[Records from a collection]
--- BEGIN ---
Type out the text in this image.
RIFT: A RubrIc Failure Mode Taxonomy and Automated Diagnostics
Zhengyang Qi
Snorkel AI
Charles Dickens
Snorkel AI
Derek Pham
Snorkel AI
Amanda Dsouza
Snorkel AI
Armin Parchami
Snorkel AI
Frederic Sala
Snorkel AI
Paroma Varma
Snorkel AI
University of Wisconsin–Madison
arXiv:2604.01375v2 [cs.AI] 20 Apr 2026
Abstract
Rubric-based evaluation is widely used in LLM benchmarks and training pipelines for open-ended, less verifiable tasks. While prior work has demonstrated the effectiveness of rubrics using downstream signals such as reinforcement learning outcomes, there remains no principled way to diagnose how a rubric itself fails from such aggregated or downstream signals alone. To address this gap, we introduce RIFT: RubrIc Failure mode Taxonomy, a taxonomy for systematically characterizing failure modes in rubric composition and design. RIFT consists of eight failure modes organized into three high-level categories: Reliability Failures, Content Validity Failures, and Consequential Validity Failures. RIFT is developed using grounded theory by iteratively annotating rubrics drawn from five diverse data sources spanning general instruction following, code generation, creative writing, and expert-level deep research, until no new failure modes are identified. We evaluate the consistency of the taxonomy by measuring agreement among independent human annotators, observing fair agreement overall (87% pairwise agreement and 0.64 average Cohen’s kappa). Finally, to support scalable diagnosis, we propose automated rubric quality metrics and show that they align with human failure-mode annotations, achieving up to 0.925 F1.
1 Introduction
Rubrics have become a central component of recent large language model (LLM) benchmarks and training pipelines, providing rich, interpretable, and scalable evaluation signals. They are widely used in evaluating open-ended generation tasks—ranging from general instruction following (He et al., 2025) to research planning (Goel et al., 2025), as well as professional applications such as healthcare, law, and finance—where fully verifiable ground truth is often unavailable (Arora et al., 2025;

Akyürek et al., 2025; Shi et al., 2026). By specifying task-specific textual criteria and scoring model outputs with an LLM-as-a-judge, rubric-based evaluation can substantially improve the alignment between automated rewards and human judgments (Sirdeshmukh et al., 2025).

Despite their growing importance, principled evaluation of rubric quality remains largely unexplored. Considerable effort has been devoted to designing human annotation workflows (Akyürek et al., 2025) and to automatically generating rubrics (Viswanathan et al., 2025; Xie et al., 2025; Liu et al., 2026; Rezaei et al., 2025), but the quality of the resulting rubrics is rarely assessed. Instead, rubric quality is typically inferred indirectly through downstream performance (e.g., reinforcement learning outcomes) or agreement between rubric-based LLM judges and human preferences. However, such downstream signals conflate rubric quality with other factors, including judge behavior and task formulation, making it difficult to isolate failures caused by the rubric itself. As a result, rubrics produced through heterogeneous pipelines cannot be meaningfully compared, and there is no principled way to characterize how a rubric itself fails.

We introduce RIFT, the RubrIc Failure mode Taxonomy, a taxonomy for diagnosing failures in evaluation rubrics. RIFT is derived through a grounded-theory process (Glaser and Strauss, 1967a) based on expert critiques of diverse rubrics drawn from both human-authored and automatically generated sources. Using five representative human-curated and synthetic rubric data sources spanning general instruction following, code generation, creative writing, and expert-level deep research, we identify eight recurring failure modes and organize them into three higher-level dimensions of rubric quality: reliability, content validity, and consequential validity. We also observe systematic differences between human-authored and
--- END ---
◆ **Aim**: Could you reproduce every record above exactly as it appears?

◆ **Task result**:
Type out the text in this image.
RIFT: A RubrIc Failure Mode Taxonomy and Automated Diagnostics
Zhengyang Qi
Snorkel AI
Charles Dickens
Snorkel AI
Derek Pham
Snorkel AI
Amanda Dsouza
Snorkel AI
Armin Parchami
Snorkel AI
Frederic Sala
Snorkel AI
Paroma Varma
Snorkel AI
University of Wisconsin–Madison
arXiv:2604.01375v2 [cs.AI] 20 Apr 2026
Abstract
Rubric-based evaluation is widely used in LLM benchmarks and training pipelines for open-ended, less verifiable tasks. While prior work has demonstrated the effectiveness of rubrics using downstream signals such as reinforcement learning outcomes, there remains no principled way to diagnose how a rubric itself fails from such aggregated or downstream signals alone. To address this gap, we introduce RIFT: RubrIc Failure mode Taxonomy, a taxonomy for systematically characterizing failure modes in rubric composition and design. RIFT consists of eight failure modes organized into three high-level categories: Reliability Failures, Content Validity Failures, and Consequential Validity Failures. RIFT is developed using grounded theory by iteratively annotating rubrics drawn from five diverse data sources spanning general instruction following, code generation, creative writing, and expert-level deep research, until no new failure modes are identified. We evaluate the consistency of the taxonomy by measuring agreement among independent human annotators, observing fair agreement overall (87% pairwise agreement and 0.64 average Cohen’s kappa). Finally, to support scalable diagnosis, we propose automated rubric quality metrics and show that they align with human failure-mode annotations, achieving up to 0.925 F1.
1 Introduction
Rubrics have become a central component of recent large language model (LLM) benchmarks and training pipelines, providing rich, interpretable, and scalable evaluation signals. They are widely used in evaluating open-ended generation tasks—ranging from general instruction following (He et al., 2025) to research planning (Goel et al., 2025), as well as professional applications such as healthcare, law, and finance—where fully verifiable ground truth is often unavailable (Arora et al., 2025;

Akyürek et al., 2025; Shi et al., 2026). By specifying task-specific textual criteria and scoring model outputs with an LLM-as-a-judge, rubric-based evaluation can substantially improve the alignment between automated rewards and human judgments (Sirdeshmukh et al., 2025).

Despite their growing importance, principled evaluation of rubric quality remains largely unexplored. Considerable effort has been devoted to designing human annotation workflows (Akyürek et al., 2025) and to automatically generating rubrics (Viswanathan et al., 2025; Xie et al., 2025; Liu et al., 2026; Rezaei et al., 2025), but the quality of the resulting rubrics is rarely assessed. Instead, rubric quality is typically inferred indirectly through downstream performance (e.g., reinforcement learning outcomes) or agreement between rubric-based LLM judges and human preferences. However, such downstream signals conflate rubric quality with other factors, including judge behavior and task formulation, making it difficult to isolate failures caused by the rubric itself. As a result, rubrics produced through heterogeneous pipelines cannot be meaningfully compared, and there is no principled way to characterize how a rubric itself fails.

We introduce RIFT, the RubrIc Failure mode Taxonomy, a taxonomy for diagnosing failures in evaluation rubrics. RIFT is derived through a grounded-theory process (Glaser and Strauss, 1967a) based on expert critiques of diverse rubrics drawn from both human-authored and automatically generated sources. Using five representative human-curated and synthetic rubric data sources spanning general instruction following, code generation, creative writing, and expert-level deep research, we identify eight recurring failure modes and organize them into three higher-level dimensions of rubric quality: reliability, content validity, and consequential validity. We also observe systematic differences between human-authored and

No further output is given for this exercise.